Find the lines containing the word "structure" and copy every one of them.

────────

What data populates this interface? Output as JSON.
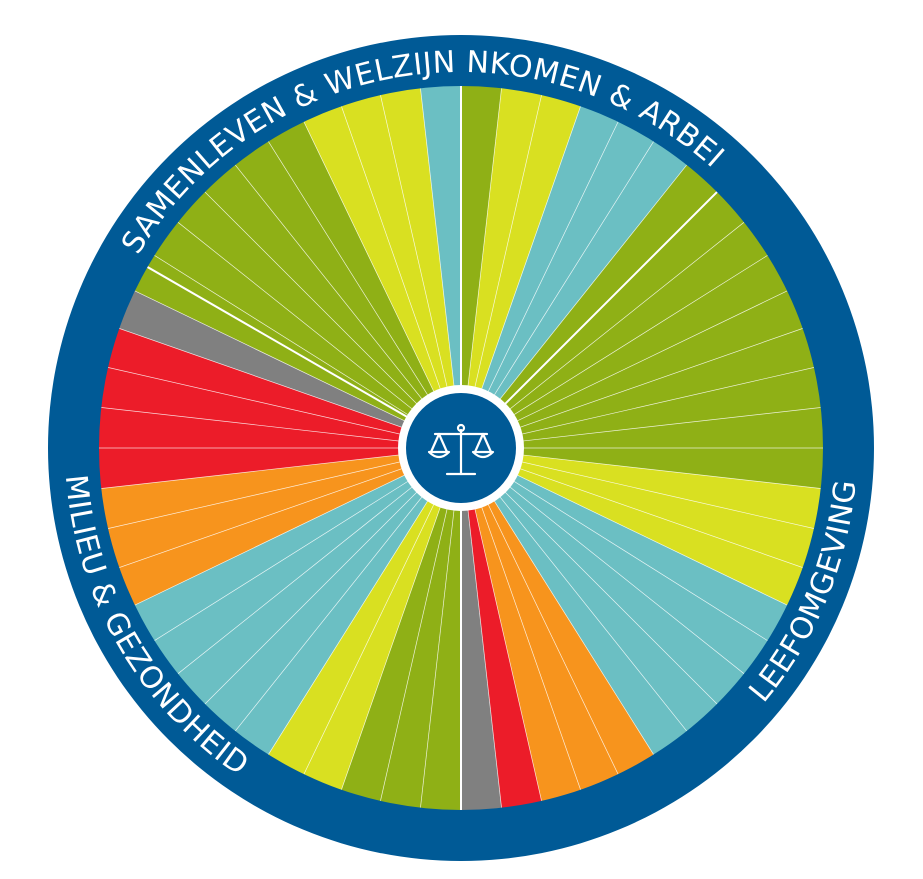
{
  "colors": {
    "blue": "#005a96",
    "darkgreen": "#8fb016",
    "yellow": "#d9e021",
    "teal": "#6bbfc3",
    "red": "#ec1c29",
    "orange": "#f7941d",
    "gray": "#808080",
    "white": "#ffffff"
  },
  "sections": [
    {
      "label": "INKOMEN & ARBEID",
      "text_side": "top"
    },
    {
      "label": "LEEFOMGEVING",
      "text_side": "bottom"
    },
    {
      "label": "MILIEU & GEZONDHEID",
      "text_side": "bottom"
    },
    {
      "label": "SAMENLEVEN & WELZIJN",
      "text_side": "top"
    }
  ],
  "segments": [
    "darkgreen",
    "yellow",
    "yellow",
    "teal",
    "teal",
    "teal",
    "darkgreen",
    "darkgreen",
    "darkgreen",
    "darkgreen",
    "darkgreen",
    "darkgreen",
    "darkgreen",
    "darkgreen",
    "darkgreen",
    "yellow",
    "yellow",
    "yellow",
    "teal",
    "teal",
    "teal",
    "teal",
    "teal",
    "orange",
    "orange",
    "orange",
    "red",
    "gray",
    "darkgreen",
    "darkgreen",
    "darkgreen",
    "yellow",
    "yellow",
    "teal",
    "teal",
    "teal",
    "teal",
    "teal",
    "orange",
    "orange",
    "orange",
    "red",
    "red",
    "red",
    "red",
    "gray",
    "darkgreen",
    "darkgreen",
    "darkgreen",
    "darkgreen",
    "darkgreen",
    "darkgreen",
    "yellow",
    "yellow",
    "yellow",
    "teal"
  ],
  "center_icon": "balance-scale-icon"
}
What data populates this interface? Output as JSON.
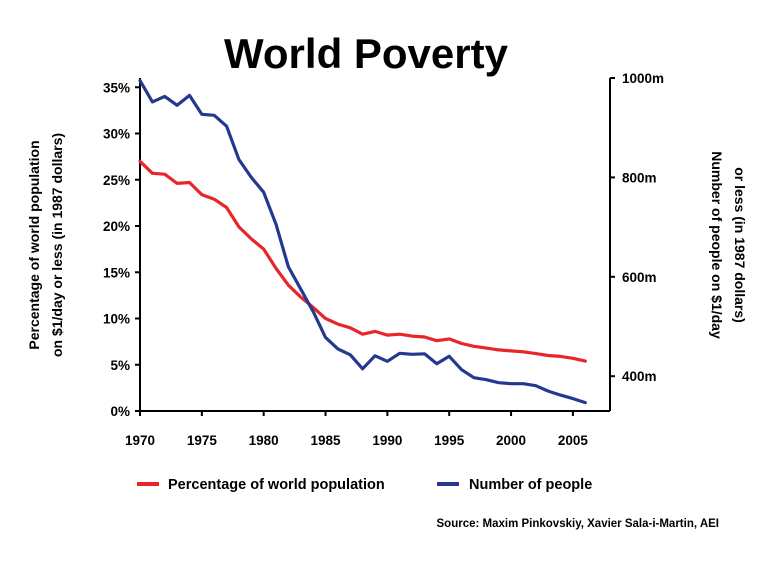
{
  "chart_data": {
    "type": "line",
    "title": "World Poverty",
    "x": [
      1970,
      1971,
      1972,
      1973,
      1974,
      1975,
      1976,
      1977,
      1978,
      1979,
      1980,
      1981,
      1982,
      1983,
      1984,
      1985,
      1986,
      1987,
      1988,
      1989,
      1990,
      1991,
      1992,
      1993,
      1994,
      1995,
      1996,
      1997,
      1998,
      1999,
      2000,
      2001,
      2002,
      2003,
      2004,
      2005,
      2006
    ],
    "xlim": [
      1970,
      2008
    ],
    "x_ticks": [
      "1970",
      "1975",
      "1980",
      "1985",
      "1990",
      "1995",
      "2000",
      "2005"
    ],
    "y_left": {
      "label_lines": [
        "Percentage of world population",
        "on $1/day or less (in 1987 dollars)"
      ],
      "ylim": [
        0,
        36
      ],
      "ticks": [
        0,
        5,
        10,
        15,
        20,
        25,
        30,
        35
      ],
      "tick_labels": [
        "0%",
        "5%",
        "10%",
        "15%",
        "20%",
        "25%",
        "30%",
        "35%"
      ]
    },
    "y_right": {
      "label_lines": [
        "Number of people on $1/day",
        "or less (in 1987 dollars)"
      ],
      "ylim": [
        330,
        1000
      ],
      "ticks": [
        400,
        600,
        800,
        1000
      ],
      "tick_labels": [
        "400m",
        "600m",
        "800m",
        "1000m"
      ]
    },
    "series": [
      {
        "name": "Percentage of world population",
        "axis": "left",
        "color": "#e8262a",
        "values": [
          27.0,
          25.7,
          25.6,
          24.6,
          24.7,
          23.4,
          22.9,
          22.0,
          19.9,
          18.6,
          17.5,
          15.4,
          13.6,
          12.3,
          11.2,
          10.0,
          9.4,
          9.0,
          8.3,
          8.6,
          8.2,
          8.3,
          8.1,
          8.0,
          7.6,
          7.8,
          7.3,
          7.0,
          6.8,
          6.6,
          6.5,
          6.4,
          6.2,
          6.0,
          5.9,
          5.7,
          5.4
        ]
      },
      {
        "name": "Number of people",
        "axis": "right",
        "color": "#24388f",
        "values": [
          995,
          952,
          963,
          945,
          965,
          927,
          925,
          903,
          836,
          800,
          770,
          705,
          620,
          575,
          530,
          478,
          455,
          443,
          415,
          441,
          430,
          446,
          444,
          445,
          425,
          440,
          413,
          397,
          393,
          387,
          385,
          385,
          381,
          370,
          362,
          355,
          347
        ]
      }
    ],
    "legend_position": "bottom",
    "source": "Source: Maxim Pinkovskiy, Xavier Sala-i-Martin, AEI"
  }
}
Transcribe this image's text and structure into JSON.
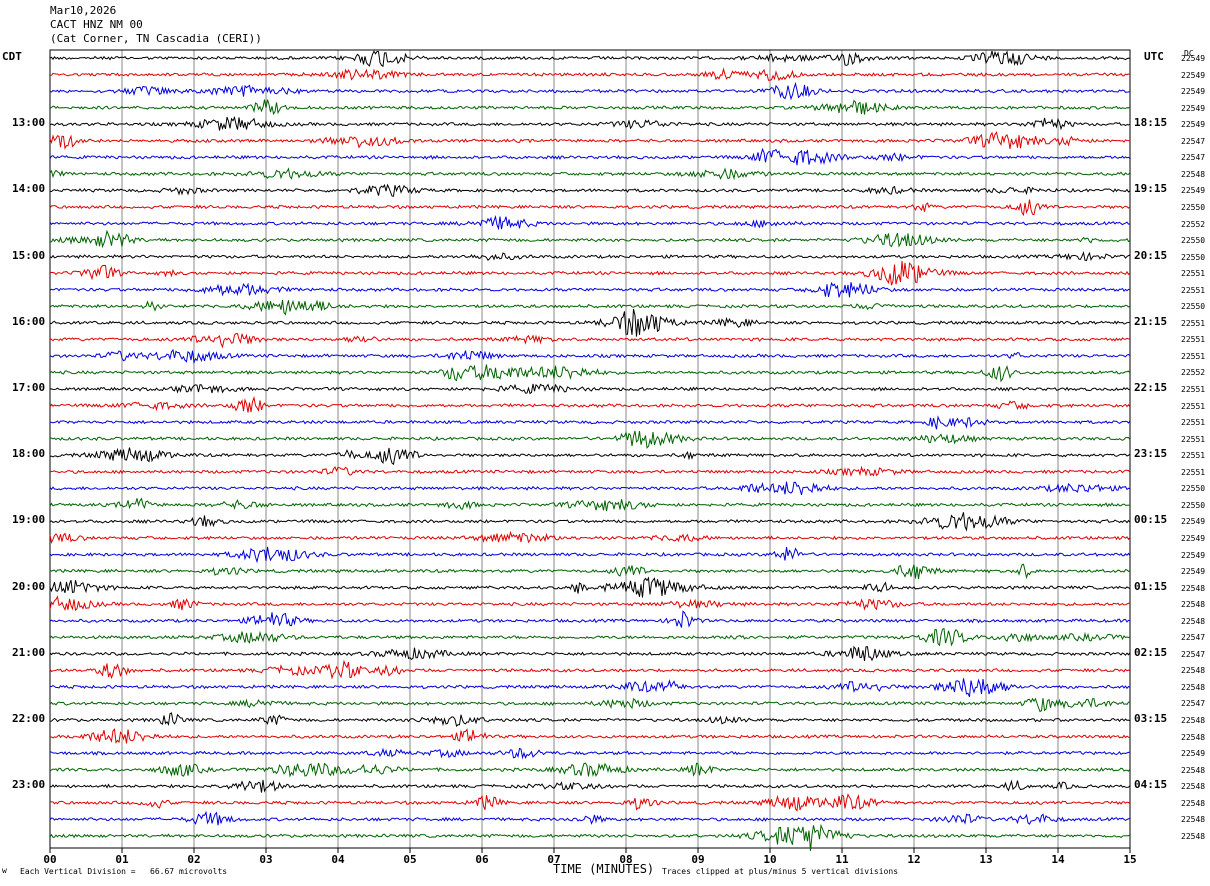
{
  "header": {
    "date": "Mar10,2026",
    "station": "CACT HNZ NM 00",
    "location": "(Cat Corner, TN Cascadia (CERI))"
  },
  "labels": {
    "left_tz": "CDT",
    "right_tz": "UTC",
    "dc": "DC"
  },
  "footer": {
    "scale": "Each Vertical Division =   66.67 microvolts",
    "clip": "Traces clipped at plus/minus 5 vertical divisions",
    "corner": "w"
  },
  "chart_data": {
    "type": "line",
    "title": "",
    "xlabel": "TIME (MINUTES)",
    "ylabel": "",
    "xlim": [
      0,
      15
    ],
    "x_ticks": [
      "00",
      "01",
      "02",
      "03",
      "04",
      "05",
      "06",
      "07",
      "08",
      "09",
      "10",
      "11",
      "12",
      "13",
      "14",
      "15"
    ],
    "grid": "vertical lines at each minute",
    "trace_colors": [
      "#000000",
      "#e00000",
      "#0000e0",
      "#006400"
    ],
    "trace_count": 48,
    "left_time_labels": [
      "13:00",
      "14:00",
      "15:00",
      "16:00",
      "17:00",
      "18:00",
      "19:00",
      "20:00",
      "21:00",
      "22:00",
      "23:00"
    ],
    "right_time_labels": [
      "18:15",
      "19:15",
      "20:15",
      "21:15",
      "22:15",
      "23:15",
      "00:15",
      "01:15",
      "02:15",
      "03:15",
      "04:15"
    ],
    "dc_offsets": [
      "22549",
      "22549",
      "22549",
      "22549",
      "22549",
      "22547",
      "22547",
      "22548",
      "22549",
      "22550",
      "22552",
      "22550",
      "22550",
      "22551",
      "22551",
      "22550",
      "22551",
      "22551",
      "22551",
      "22552",
      "22551",
      "22551",
      "22551",
      "22551",
      "22551",
      "22551",
      "22550",
      "22550",
      "22549",
      "22549",
      "22549",
      "22549",
      "22548",
      "22548",
      "22548",
      "22547",
      "22547",
      "22548",
      "22548",
      "22547",
      "22548",
      "22548",
      "22549",
      "22548",
      "22548",
      "22548",
      "22548",
      "22548"
    ]
  }
}
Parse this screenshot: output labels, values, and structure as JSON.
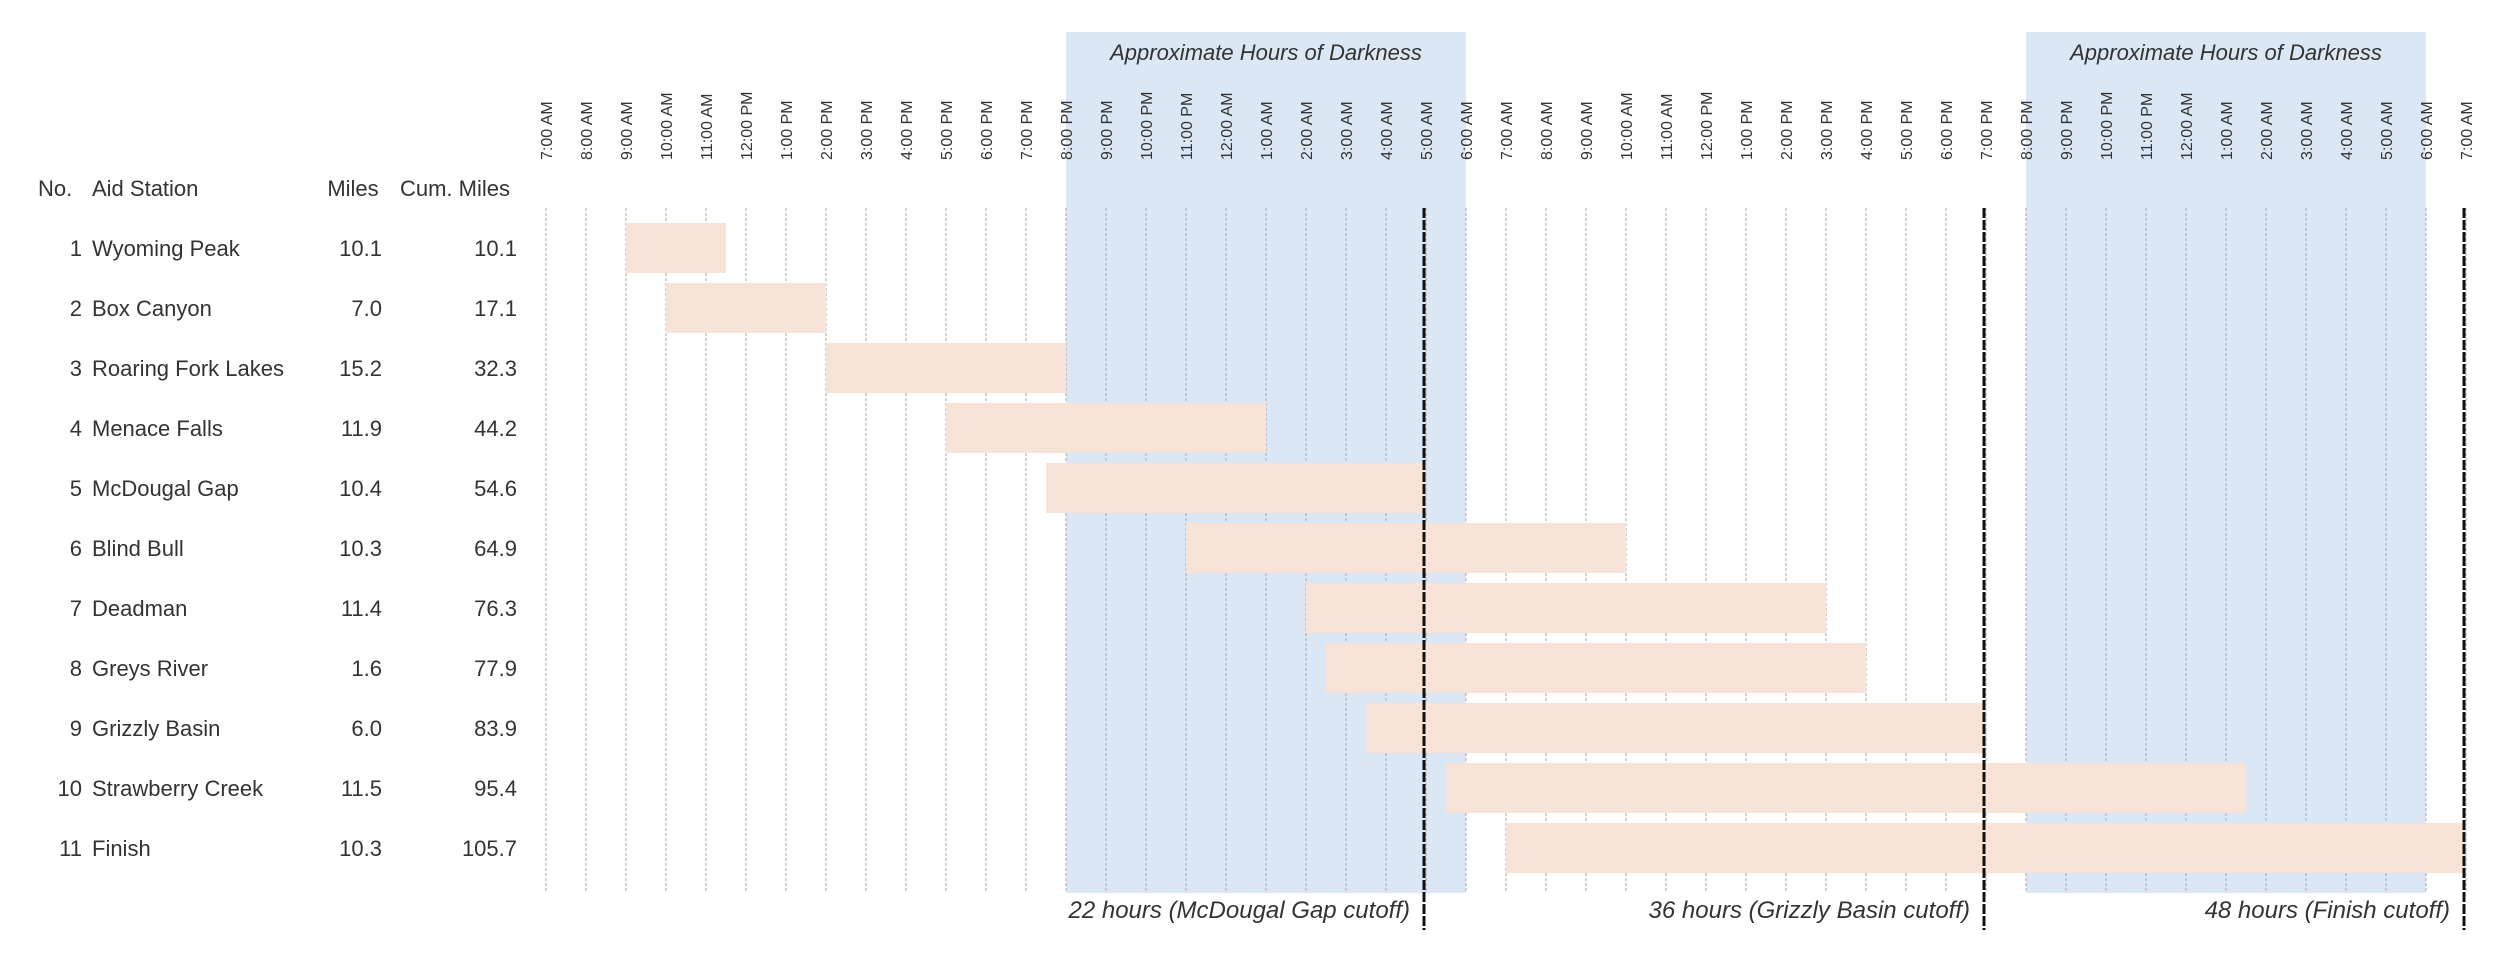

────────

Result for this task –
Transcribe this image's text and structure into JSON.
Parse this screenshot: output labels, values, and structure as JSON.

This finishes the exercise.